* BEGIN GIVEN INFORMATION *

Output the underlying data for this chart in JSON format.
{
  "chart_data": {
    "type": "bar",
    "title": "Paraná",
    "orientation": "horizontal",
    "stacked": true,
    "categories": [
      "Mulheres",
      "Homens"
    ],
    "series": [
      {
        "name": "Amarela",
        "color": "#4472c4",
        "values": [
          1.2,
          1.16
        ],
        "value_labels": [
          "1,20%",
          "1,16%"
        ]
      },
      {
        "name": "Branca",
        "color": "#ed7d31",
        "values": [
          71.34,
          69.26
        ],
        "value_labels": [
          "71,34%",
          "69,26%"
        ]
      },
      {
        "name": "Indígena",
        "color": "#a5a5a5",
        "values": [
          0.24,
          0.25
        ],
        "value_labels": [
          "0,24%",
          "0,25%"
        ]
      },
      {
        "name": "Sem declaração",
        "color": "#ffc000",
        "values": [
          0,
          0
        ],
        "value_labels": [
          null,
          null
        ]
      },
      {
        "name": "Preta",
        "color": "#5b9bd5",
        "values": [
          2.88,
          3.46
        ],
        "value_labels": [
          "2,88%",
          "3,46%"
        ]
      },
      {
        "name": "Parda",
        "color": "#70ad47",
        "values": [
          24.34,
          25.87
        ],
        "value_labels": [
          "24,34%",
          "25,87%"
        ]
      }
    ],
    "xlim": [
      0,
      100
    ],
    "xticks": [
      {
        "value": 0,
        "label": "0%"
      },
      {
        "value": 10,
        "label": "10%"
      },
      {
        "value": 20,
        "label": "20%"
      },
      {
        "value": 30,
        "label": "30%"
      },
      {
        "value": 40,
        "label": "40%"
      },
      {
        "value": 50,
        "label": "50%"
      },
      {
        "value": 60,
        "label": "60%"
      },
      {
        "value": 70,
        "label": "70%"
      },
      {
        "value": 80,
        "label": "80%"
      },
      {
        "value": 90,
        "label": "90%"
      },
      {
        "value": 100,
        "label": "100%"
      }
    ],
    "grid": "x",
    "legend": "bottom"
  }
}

* END GIVEN INFORMATION *

• [WHAT THIS TASK INVOLVES] Show every line above in which the word "name" occurs.

• [RESULT FOR THIS EXERCISE]
        "name": "Amarela",
        "name": "Branca",
        "name": "Indígena",
        "name": "Sem declaração",
        "name": "Preta",
        "name": "Parda",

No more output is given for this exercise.